***** Text section *****
# U.S. Machine Tool Company, Vertical Milling Machine, Model V, rehab help needed



## gkbikers (Jun 18, 2012)

Hello everyone.

About a month ago, I purchased the mill in the title, Model "V". It was one of those "pig in a poke" kind of buys. I could look, but I could NOT see it run as it was not hooked up and the seller would not go to the trouble; they were about to send it to scrap. It was in rough condition. But, it was a local purchase and only about 15 miles from my home. So, I took a chance.

Here is what I've learned so far:

The Good Stuff on this machine:
- appears to have an R8 spindle.
- has the four speed gearbox in addition to the step pulleys.
- has the power downfeed option
- has the mount for the motorized gearbox and motor, BUT ALAS, no gearbox or motor came with it. Prior owner has no knowledge of this 
machine's history.

The Challenges:
The ram is stuck. On another forum, the suggestion is to open the access door, spray the inside of the ram arm with WD40 and then begin working it loose. The poster has the same machine as mine, says his was far worse, and he has done a total rebuild. So, he gave me some hope! 
The motor may or may not run, but the pulley mounted to the motor is wobbly when it is hand-spun and it also goes up and down. Not Good.
The front pulley (over the cutter head) has a damaged groove on the bottom; it has a chip in it.
The coolant pump is history

So, if anyone here knows anything about this machine, I'm all ears. Suggestions about the step pulleys (replacement or repair), freeing the ram, motor alternatives (if the motor shaft is bent or the bearings are shot), etc., etc. are welcome.

Thanks for your interest and assistance.

gkbikers


----------



## gkbikers (Sep 27, 2012)

ncollar said:


> I would like to see some pictures of MillRite. I have got a e-manuel for my machine, I will attach it for you maybe you can use it.
> Nelson Collar
> 
> You can't escape the responsibility of tomorrow by evading it today. May the Lord Direct Your Steps
> "When injustice becomes law - resistance becomes duty."



Sorry for the long delay in responding. I've been preoccupied for the last couple of months.

Here's a pic of my machine and a picture of a similar machine in better condition:


----------



## kilroy (Oct 3, 2012)

gkbikers, I just joined and what do I see but another U.S Machine mill like mine. Mine is a model VT  . Have it up and running now for a short time, just getting use to it.  It has brown& sharpe #9 taper, so tooling has been an adventure. I now have a full set of tool holders and collets. I am now waiting on the new vise to show up from ENCO. I also have the original set up paper work the manual and lub chart.
***** Provided data *****
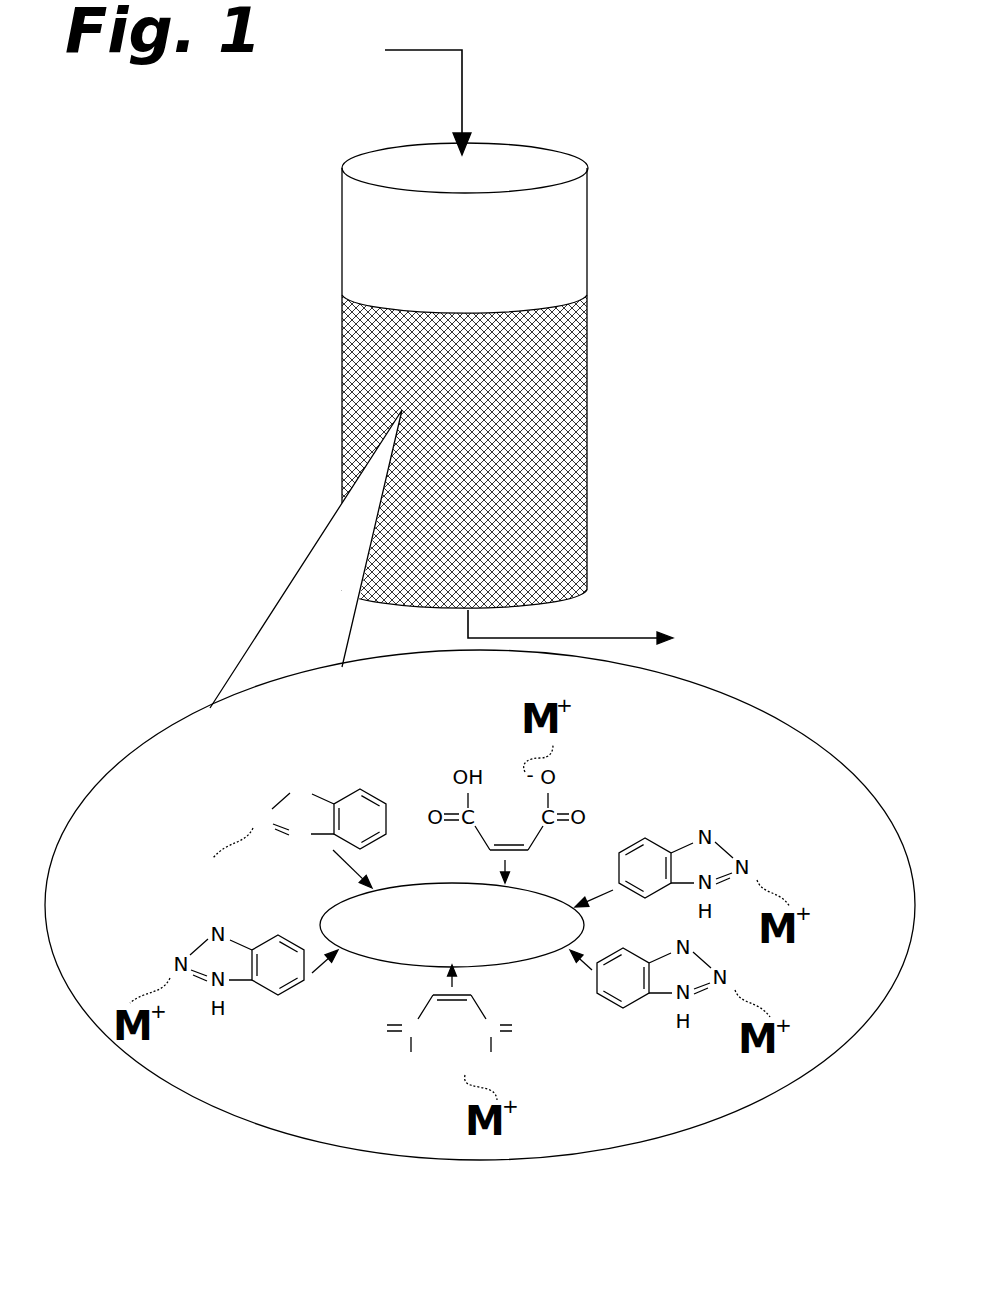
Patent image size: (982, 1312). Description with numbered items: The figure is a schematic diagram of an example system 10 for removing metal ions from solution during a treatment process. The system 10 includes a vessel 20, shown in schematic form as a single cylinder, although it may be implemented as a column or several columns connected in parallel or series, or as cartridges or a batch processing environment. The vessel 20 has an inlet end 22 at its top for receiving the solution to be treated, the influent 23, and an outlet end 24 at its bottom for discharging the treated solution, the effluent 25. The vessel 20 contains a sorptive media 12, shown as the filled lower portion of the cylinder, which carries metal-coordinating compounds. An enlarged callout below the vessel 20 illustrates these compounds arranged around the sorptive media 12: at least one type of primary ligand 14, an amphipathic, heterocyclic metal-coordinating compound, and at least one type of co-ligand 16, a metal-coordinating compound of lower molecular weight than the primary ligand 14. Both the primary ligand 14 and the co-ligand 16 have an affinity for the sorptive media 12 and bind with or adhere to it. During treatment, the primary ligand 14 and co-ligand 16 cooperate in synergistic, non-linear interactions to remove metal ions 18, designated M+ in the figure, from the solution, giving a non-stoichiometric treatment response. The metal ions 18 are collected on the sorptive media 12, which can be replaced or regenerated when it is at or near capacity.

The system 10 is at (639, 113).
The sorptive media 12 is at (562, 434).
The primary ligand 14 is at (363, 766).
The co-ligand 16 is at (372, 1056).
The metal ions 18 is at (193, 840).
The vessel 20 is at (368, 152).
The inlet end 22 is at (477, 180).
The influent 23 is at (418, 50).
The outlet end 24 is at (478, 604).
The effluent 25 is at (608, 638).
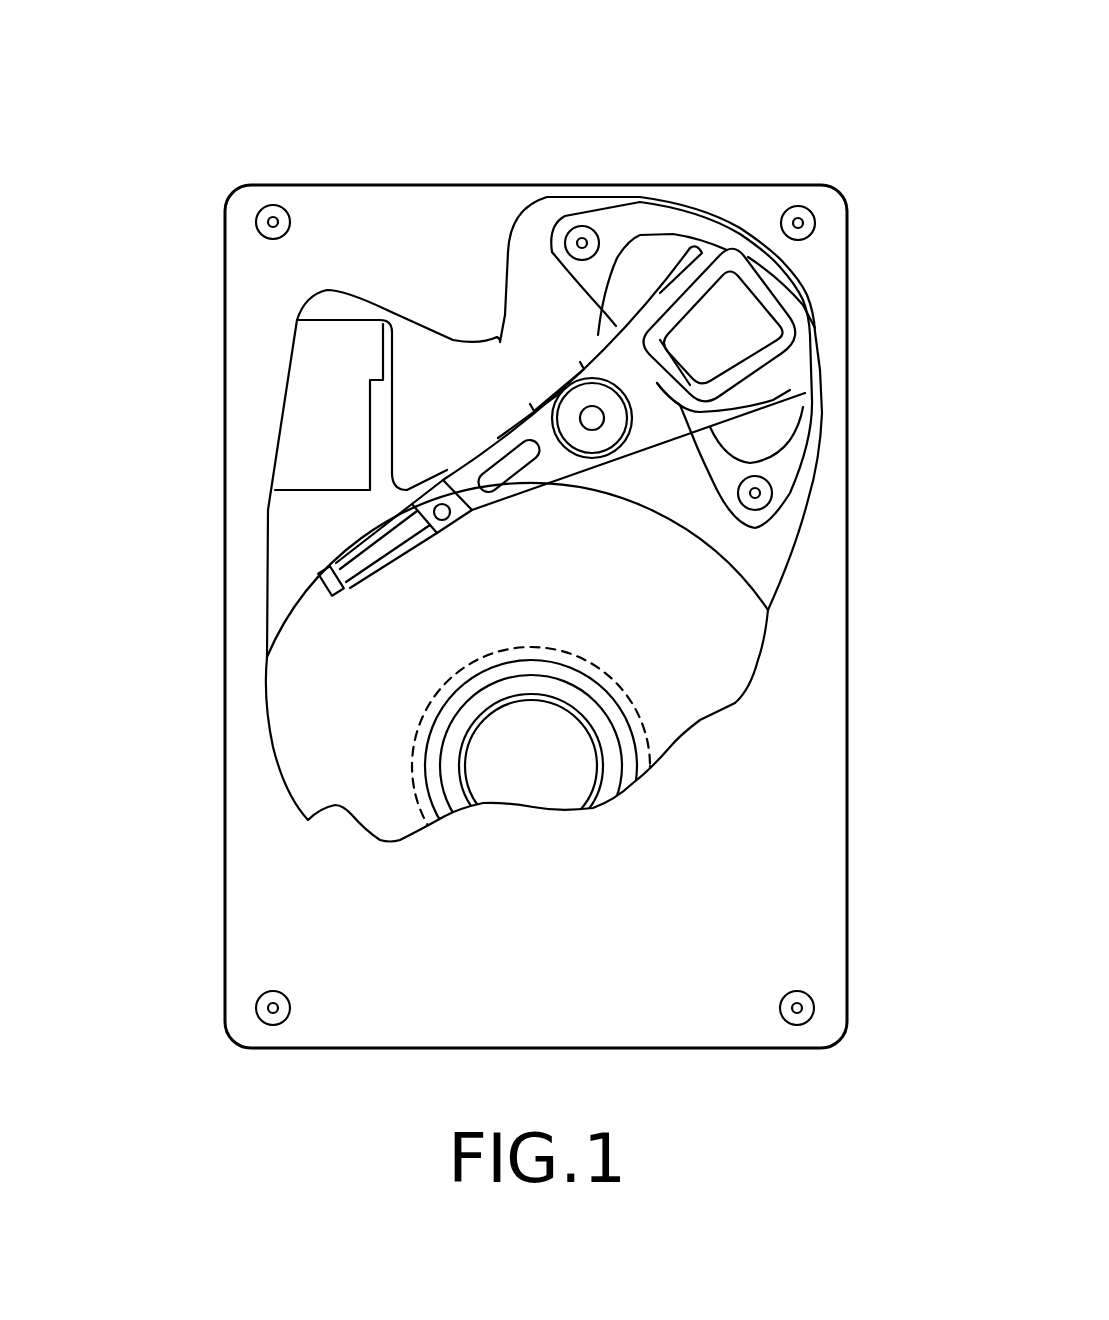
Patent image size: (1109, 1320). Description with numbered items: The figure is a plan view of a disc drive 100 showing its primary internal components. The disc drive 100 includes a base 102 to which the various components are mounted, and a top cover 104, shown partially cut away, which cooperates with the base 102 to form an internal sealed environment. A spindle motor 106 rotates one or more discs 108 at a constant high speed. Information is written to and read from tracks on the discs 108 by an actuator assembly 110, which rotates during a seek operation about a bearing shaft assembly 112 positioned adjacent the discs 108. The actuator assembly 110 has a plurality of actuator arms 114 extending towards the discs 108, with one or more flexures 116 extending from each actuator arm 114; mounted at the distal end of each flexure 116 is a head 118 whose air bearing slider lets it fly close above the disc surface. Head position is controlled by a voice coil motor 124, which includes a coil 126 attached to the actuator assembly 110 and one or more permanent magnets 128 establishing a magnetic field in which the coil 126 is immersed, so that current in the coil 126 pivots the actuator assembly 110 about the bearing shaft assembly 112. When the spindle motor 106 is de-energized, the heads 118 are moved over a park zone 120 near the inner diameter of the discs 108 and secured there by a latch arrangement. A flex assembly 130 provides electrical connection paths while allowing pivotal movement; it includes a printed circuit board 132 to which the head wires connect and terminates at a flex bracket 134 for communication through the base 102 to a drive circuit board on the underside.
*****
*Aim*. Extract the stretch of the milling machine thread from "The coolant pump" through "interest and assistance.", copied word for word.

*Answer in full*.
The coolant pump is history

So, if anyone here knows anything about this machine, I'm all ears. Suggestions about the step pulleys (replacement or repair), freeing the ram, motor alternatives (if the motor shaft is bent or the bearings are shot), etc., etc. are welcome.

Thanks for your interest and assistance.